Exercise description:
Translate this sentence from the abstract on antiretroviral therapy into Spanish: "This aging trend poses challenges, such as the development of age-related comorbidities and a higher prevalence of polypharmacy."

Source extract:
BEGIN

Background: The introduction of antiretroviral therapy (ARV) has significantly improved the survival of people living with HIV (PLWH), increasing the proportion of individuals over 50 years old. This aging trend poses challenges, such as the development of age-related comorbidities and a higher prevalence of polypharmacy. The pharmacotherapeutic complexity, assessed using the Medication Regimen Complexity Index (MRCI), is crucial for identifying and optimizing treatment, especially in elderly and polymedicated patients.

Objective: The main objective was to assess the association between different ARV regimens and the time required to reach a high level of pharmacotherapeutic complexity in PLWH.

Methods: A single-center observational analytical research study was conducted, including adult PLWH on active ARV from January 2010 to December 2021 with follow-up until December 2023. An analysis of the time to reach MRCI ≥11.25 was performed, followed by a Cox regression model to determine the influence of ARV on high MRCI.

END

Records excerpted from a collection:
BEGIN

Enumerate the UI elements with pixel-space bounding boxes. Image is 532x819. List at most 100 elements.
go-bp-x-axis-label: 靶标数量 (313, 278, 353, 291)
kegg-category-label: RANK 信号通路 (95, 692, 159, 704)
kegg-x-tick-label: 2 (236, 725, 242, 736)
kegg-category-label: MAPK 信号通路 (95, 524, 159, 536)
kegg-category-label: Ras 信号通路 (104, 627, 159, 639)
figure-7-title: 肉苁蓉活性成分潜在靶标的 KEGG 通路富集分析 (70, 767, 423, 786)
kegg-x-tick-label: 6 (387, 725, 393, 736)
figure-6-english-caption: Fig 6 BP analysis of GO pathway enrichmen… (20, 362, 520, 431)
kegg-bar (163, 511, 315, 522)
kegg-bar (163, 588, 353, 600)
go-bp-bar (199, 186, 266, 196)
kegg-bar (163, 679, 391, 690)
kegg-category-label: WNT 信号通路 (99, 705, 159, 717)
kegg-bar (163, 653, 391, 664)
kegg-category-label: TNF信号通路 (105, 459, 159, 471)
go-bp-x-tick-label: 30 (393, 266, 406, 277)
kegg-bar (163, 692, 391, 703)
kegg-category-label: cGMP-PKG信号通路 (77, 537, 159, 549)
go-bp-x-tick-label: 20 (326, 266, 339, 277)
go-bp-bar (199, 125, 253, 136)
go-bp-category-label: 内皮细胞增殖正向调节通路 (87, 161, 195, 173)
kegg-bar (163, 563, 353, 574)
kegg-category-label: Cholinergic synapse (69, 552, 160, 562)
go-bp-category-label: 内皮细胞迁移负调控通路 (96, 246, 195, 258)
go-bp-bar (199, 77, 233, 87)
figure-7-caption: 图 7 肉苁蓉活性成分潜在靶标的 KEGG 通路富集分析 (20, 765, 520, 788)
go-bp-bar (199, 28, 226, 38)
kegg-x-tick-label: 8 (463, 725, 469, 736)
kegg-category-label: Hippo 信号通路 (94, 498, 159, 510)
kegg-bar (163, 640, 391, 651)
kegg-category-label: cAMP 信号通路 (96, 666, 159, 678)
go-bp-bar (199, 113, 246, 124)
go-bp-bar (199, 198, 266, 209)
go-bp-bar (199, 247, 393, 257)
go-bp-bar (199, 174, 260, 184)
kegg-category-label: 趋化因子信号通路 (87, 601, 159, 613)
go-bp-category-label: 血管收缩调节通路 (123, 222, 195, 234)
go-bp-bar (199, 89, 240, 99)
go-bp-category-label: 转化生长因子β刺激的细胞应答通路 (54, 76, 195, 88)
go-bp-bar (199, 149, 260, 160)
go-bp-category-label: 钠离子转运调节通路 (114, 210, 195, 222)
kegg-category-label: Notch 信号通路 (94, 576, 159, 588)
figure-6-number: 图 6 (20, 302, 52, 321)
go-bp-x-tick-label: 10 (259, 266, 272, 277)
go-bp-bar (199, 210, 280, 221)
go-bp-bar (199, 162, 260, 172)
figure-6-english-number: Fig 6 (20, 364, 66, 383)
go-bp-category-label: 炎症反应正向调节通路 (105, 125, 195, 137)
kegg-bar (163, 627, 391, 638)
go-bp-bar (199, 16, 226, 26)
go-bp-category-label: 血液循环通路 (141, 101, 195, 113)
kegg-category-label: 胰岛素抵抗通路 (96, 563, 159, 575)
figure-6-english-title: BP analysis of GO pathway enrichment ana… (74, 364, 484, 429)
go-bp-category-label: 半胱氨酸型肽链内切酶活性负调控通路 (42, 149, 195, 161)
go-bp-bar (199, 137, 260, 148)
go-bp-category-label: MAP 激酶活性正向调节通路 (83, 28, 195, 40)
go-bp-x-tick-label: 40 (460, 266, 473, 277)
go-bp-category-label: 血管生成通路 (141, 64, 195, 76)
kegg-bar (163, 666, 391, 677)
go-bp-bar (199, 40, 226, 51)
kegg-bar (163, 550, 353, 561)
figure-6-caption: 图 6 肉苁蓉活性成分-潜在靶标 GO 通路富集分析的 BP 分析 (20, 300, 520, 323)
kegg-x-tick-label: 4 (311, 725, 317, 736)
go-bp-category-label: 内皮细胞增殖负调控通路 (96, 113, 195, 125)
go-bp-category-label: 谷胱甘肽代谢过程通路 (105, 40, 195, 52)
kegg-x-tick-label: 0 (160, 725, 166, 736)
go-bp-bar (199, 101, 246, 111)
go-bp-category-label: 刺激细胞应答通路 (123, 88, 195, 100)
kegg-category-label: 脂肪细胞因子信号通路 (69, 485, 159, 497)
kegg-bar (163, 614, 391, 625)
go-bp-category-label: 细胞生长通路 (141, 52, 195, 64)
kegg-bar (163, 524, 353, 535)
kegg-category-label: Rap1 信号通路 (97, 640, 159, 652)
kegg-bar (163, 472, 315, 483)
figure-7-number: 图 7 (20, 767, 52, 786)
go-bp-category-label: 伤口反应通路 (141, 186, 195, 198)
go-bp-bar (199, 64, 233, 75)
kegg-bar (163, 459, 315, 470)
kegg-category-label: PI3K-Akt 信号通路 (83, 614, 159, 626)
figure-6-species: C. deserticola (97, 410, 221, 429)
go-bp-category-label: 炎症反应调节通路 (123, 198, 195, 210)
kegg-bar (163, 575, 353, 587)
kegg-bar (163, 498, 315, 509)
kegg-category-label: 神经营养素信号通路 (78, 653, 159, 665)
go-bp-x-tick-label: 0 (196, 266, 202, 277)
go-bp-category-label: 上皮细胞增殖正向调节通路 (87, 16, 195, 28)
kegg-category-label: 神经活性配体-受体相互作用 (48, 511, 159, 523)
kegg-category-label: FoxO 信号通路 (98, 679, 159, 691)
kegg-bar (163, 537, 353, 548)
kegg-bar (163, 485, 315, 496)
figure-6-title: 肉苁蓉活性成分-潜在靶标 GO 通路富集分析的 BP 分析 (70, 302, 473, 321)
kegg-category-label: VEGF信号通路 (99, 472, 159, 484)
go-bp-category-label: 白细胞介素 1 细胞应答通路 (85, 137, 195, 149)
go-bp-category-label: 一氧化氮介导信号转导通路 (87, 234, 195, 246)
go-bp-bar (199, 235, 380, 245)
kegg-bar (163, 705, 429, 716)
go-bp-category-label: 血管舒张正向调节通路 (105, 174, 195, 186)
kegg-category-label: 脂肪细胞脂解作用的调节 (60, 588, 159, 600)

END

Answer area:
Esta tendencia al envejecimiento plantea desafíos, como el desarrollo de comorbilidades relacionadas con la edad y una mayor prevalencia de polifarmacia.